Recorded data
————————

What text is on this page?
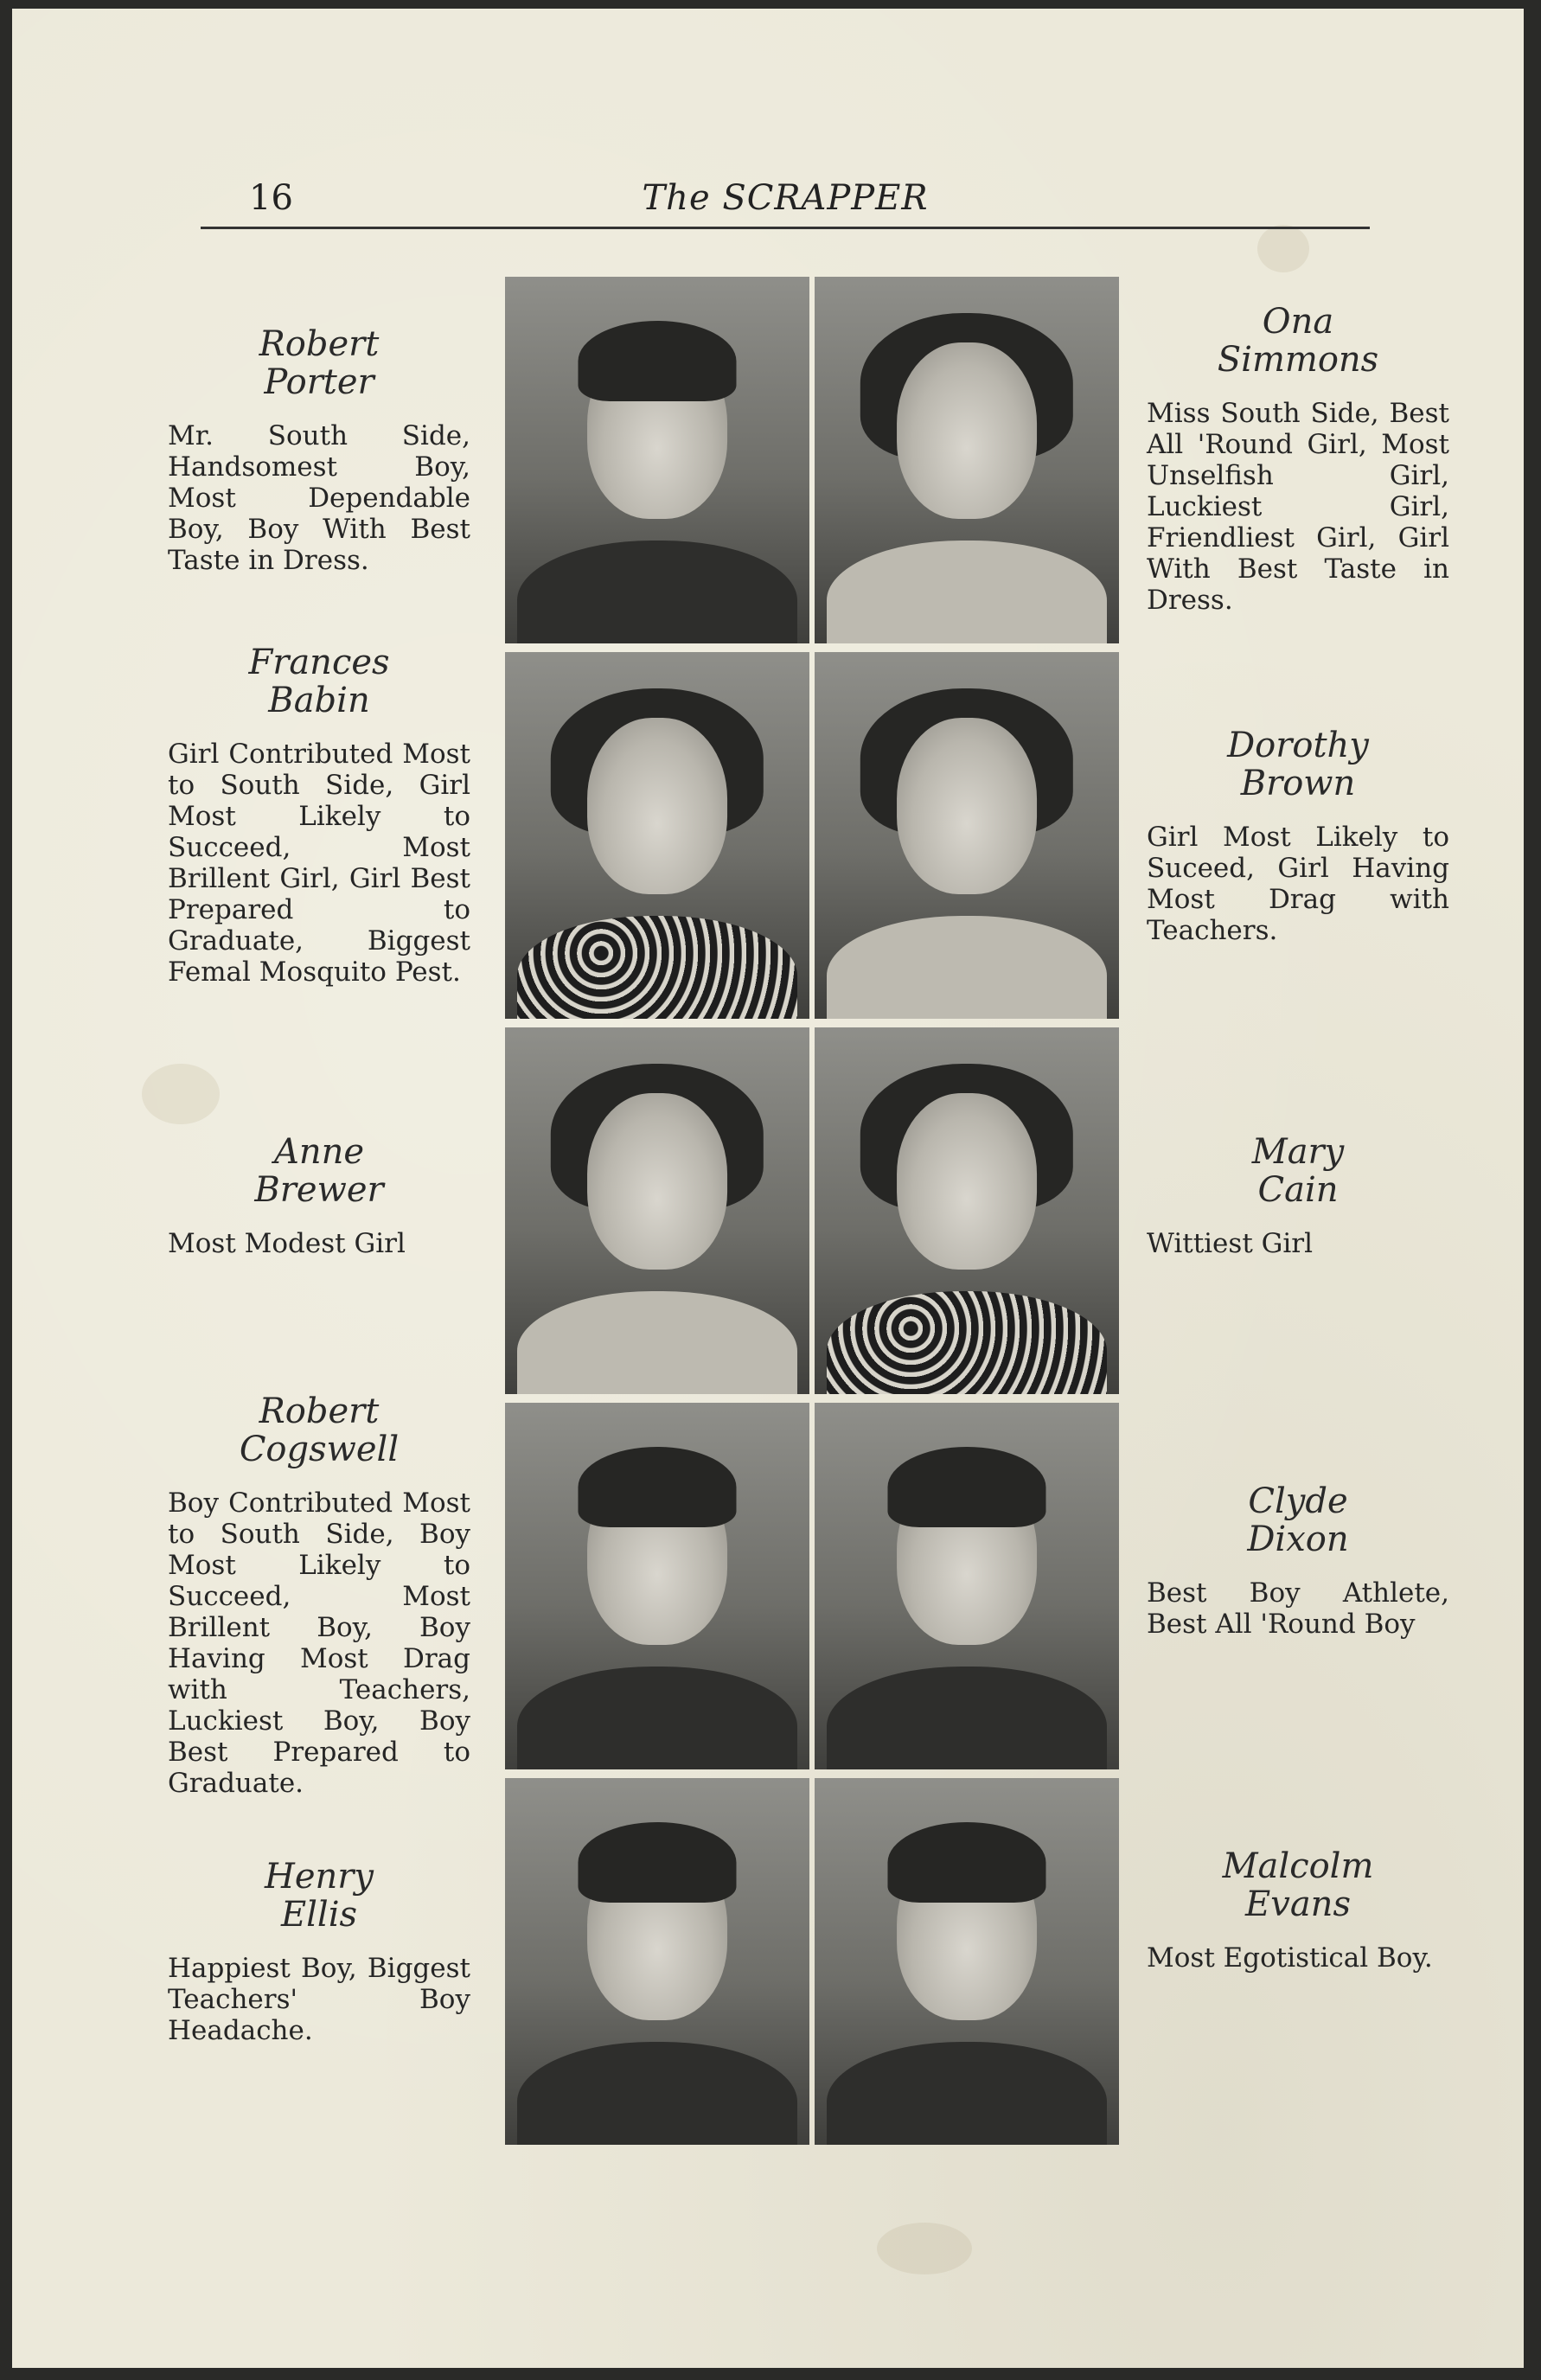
16	The SCRAPPER
Robert
Porter
Mr. South Side, Handsomest Boy, Most Dependable Boy, Boy With Best Taste in Dress.
Frances
Babin
Girl Contributed Most to South Side, Girl Most Likely to Succeed, Most Brillent Girl, Girl Best Prepared to Graduate, Biggest Femal Mosquito Pest.
Anne
Brewer
Most Modest Girl
Robert
Cogswell
Boy Contributed Most to South Side, Boy Most Likely to Succeed, Most Brillent Boy, Boy Having Most Drag with Teachers, Luckiest Boy, Boy Best Prepared to Graduate.
Henry
Ellis
Happiest Boy, Biggest Teachers' Boy Headache.
Ona
Simmons
Miss South Side, Best All 'Round Girl, Most Unselfish Girl, Luckiest Girl, Friendliest Girl, Girl With Best Taste in Dress.
Dorothy
Brown
Girl Most Likely to Suceed, Girl Having Most Drag with Teachers.
Mary
Cain
Wittiest Girl
Clyde
Dixon
Best Boy Athlete, Best All 'Round Boy
Malcolm
Evans
Most Egotistical Boy.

————————

— What to do —
Leave the images out, please, and restate each line word for word.

— Result —
What text is on this page?
16	The SCRAPPER
Robert
Porter
Mr. South Side, Handsomest Boy, Most Dependable Boy, Boy With Best Taste in Dress.
Frances
Babin
Girl Contributed Most to South Side, Girl Most Likely to Succeed, Most Brillent Girl, Girl Best Prepared to Graduate, Biggest Femal Mosquito Pest.
Anne
Brewer
Most Modest Girl
Robert
Cogswell
Boy Contributed Most to South Side, Boy Most Likely to Succeed, Most Brillent Boy, Boy Having Most Drag with Teachers, Luckiest Boy, Boy Best Prepared to Graduate.
Henry
Ellis
Happiest Boy, Biggest Teachers' Boy Headache.
Ona
Simmons
Miss South Side, Best All 'Round Girl, Most Unselfish Girl, Luckiest Girl, Friendliest Girl, Girl With Best Taste in Dress.
Dorothy
Brown
Girl Most Likely to Suceed, Girl Having Most Drag with Teachers.
Mary
Cain
Wittiest Girl
Clyde
Dixon
Best Boy Athlete, Best All 'Round Boy
Malcolm
Evans
Most Egotistical Boy.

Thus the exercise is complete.